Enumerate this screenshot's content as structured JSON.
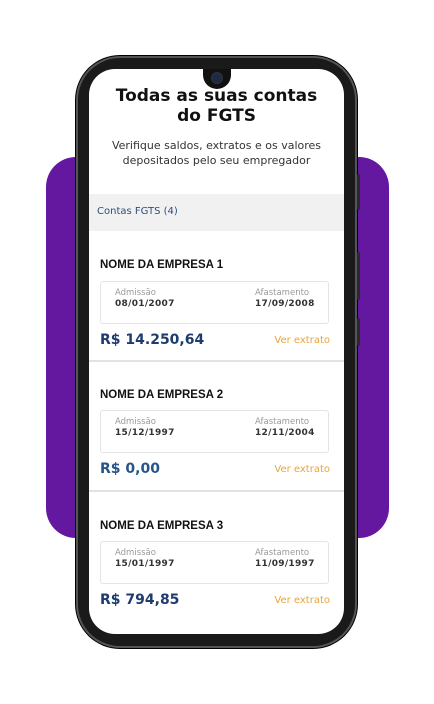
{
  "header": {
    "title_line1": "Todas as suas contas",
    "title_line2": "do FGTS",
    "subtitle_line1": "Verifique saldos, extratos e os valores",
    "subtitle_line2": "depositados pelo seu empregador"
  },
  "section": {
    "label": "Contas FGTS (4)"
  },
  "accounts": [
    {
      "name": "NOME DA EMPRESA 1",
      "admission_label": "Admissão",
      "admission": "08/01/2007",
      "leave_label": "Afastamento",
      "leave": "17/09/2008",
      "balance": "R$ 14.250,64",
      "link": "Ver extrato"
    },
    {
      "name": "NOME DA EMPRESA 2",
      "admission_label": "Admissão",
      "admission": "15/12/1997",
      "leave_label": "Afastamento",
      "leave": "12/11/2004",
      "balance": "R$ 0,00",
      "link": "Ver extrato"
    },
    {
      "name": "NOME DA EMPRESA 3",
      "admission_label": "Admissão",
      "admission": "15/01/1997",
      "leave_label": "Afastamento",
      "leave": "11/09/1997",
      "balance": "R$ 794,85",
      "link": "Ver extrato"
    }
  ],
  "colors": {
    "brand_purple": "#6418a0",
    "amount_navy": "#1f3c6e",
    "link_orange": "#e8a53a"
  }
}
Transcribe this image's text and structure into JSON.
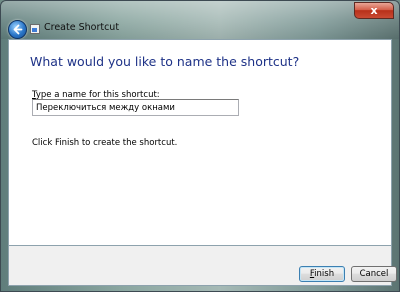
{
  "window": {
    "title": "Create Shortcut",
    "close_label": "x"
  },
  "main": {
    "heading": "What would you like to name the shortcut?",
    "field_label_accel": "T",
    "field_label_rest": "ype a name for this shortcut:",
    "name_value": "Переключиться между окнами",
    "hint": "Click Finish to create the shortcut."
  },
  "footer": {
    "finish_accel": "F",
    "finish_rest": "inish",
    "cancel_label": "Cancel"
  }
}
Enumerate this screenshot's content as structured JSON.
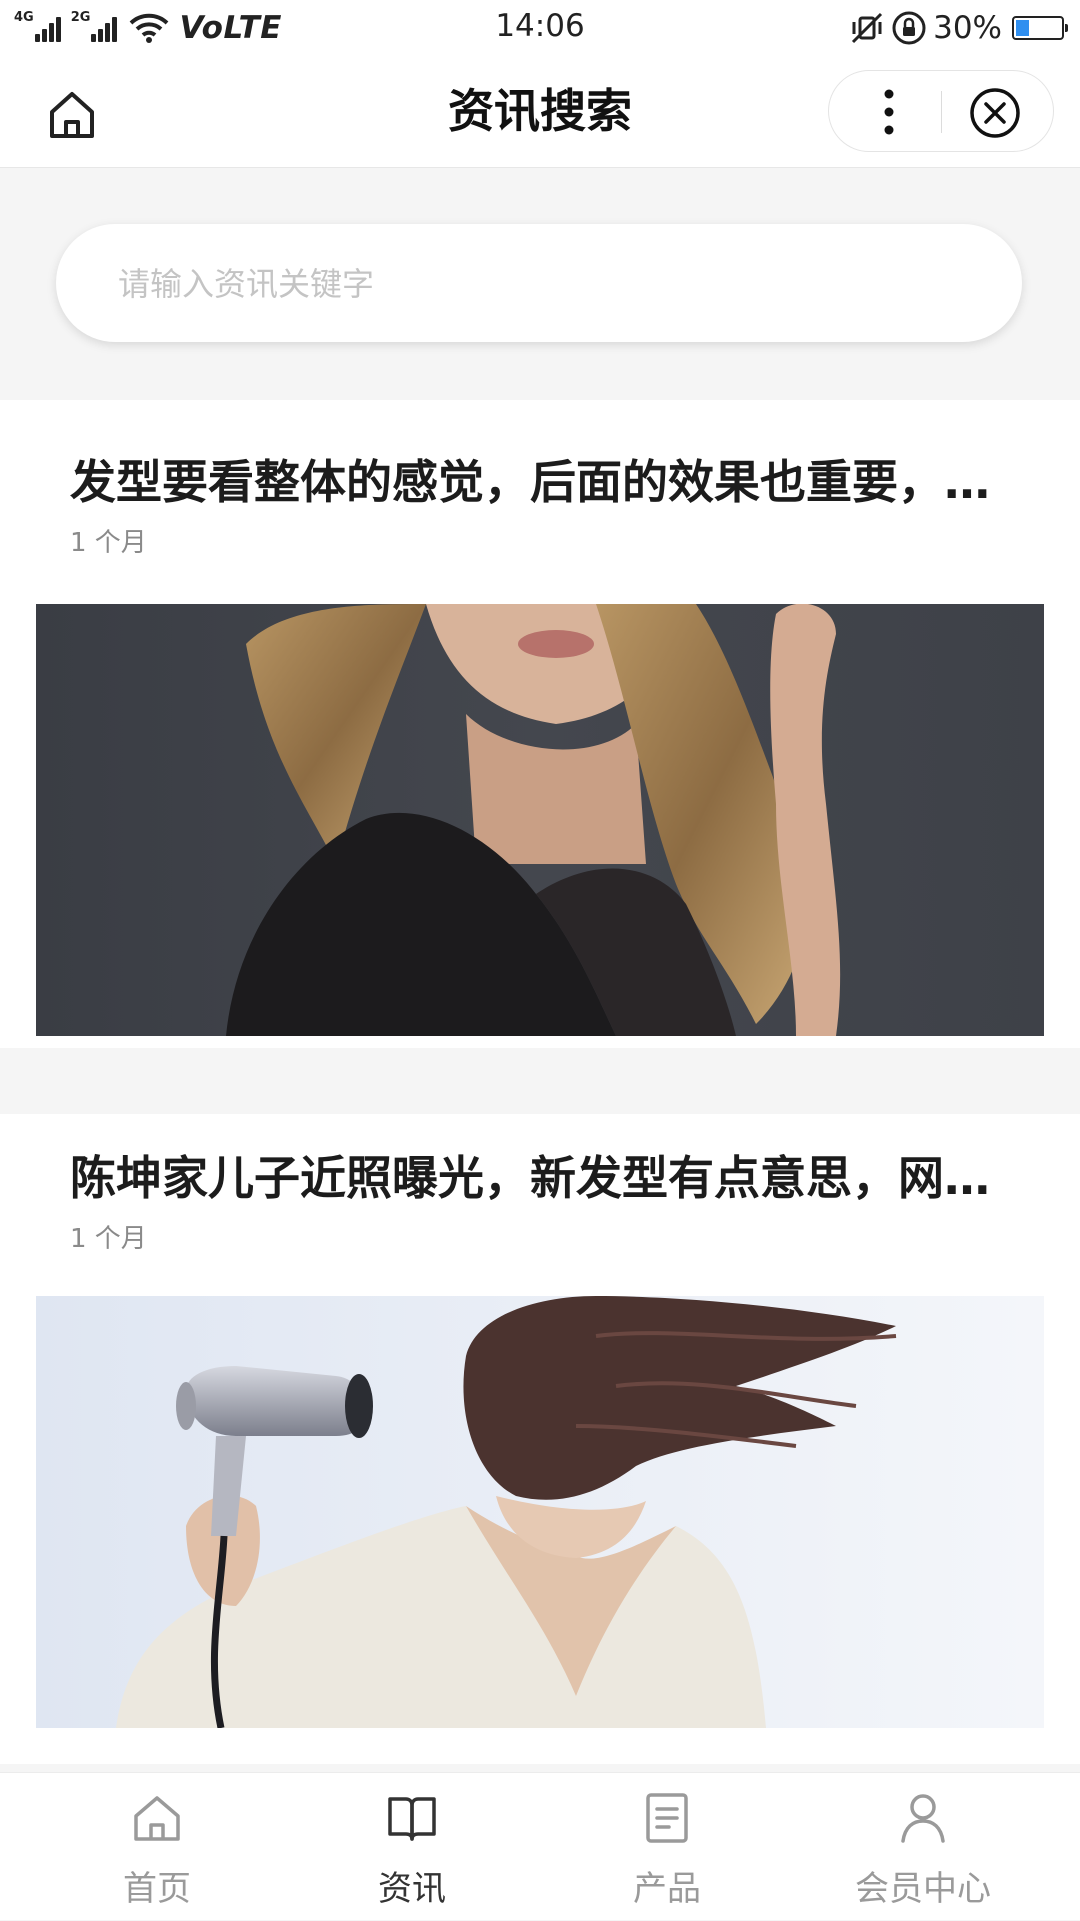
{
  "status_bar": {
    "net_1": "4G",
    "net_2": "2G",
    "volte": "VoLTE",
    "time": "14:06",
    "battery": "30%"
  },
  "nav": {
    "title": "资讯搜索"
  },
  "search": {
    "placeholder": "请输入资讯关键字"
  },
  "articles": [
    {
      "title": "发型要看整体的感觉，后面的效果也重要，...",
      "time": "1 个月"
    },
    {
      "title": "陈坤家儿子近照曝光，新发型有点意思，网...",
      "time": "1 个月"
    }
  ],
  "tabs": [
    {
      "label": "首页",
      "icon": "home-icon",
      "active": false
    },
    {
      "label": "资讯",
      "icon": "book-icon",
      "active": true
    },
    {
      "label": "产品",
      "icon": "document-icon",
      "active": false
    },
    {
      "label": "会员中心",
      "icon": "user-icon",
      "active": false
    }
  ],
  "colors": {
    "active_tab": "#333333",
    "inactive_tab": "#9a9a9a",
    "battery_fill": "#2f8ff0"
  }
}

.....

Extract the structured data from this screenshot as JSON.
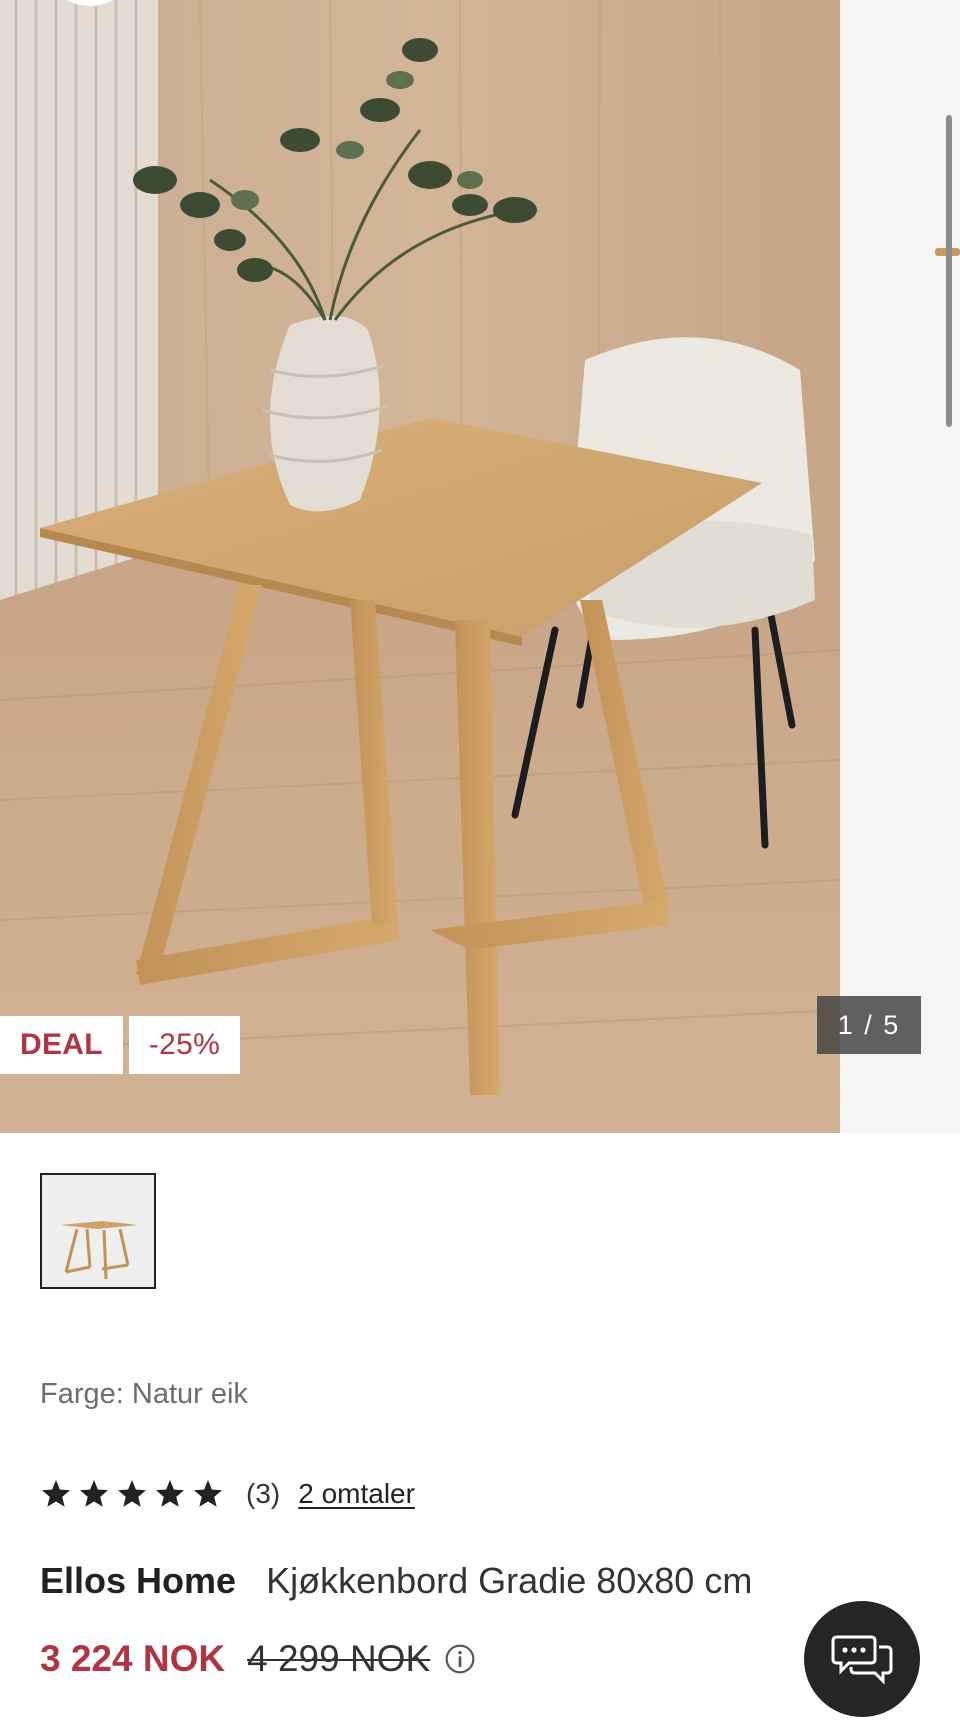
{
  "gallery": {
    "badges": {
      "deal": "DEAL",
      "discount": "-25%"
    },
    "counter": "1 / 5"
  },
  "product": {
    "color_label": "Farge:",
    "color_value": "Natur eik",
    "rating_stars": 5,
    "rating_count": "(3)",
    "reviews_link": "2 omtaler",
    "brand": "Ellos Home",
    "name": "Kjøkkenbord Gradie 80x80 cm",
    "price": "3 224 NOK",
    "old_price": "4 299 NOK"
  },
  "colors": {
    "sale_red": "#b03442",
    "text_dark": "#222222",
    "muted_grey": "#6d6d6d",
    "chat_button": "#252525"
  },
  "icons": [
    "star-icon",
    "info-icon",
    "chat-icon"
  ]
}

.....

* _WRITTEN REQUEST_
Search the data above for the word "EMPRESA", then gather each line in which it appears.

* _WRITTEN REPLY_
      "name": "NOME DA EMPRESA 1",
      "name": "NOME DA EMPRESA 2",
      "name": "NOME DA EMPRESA 3",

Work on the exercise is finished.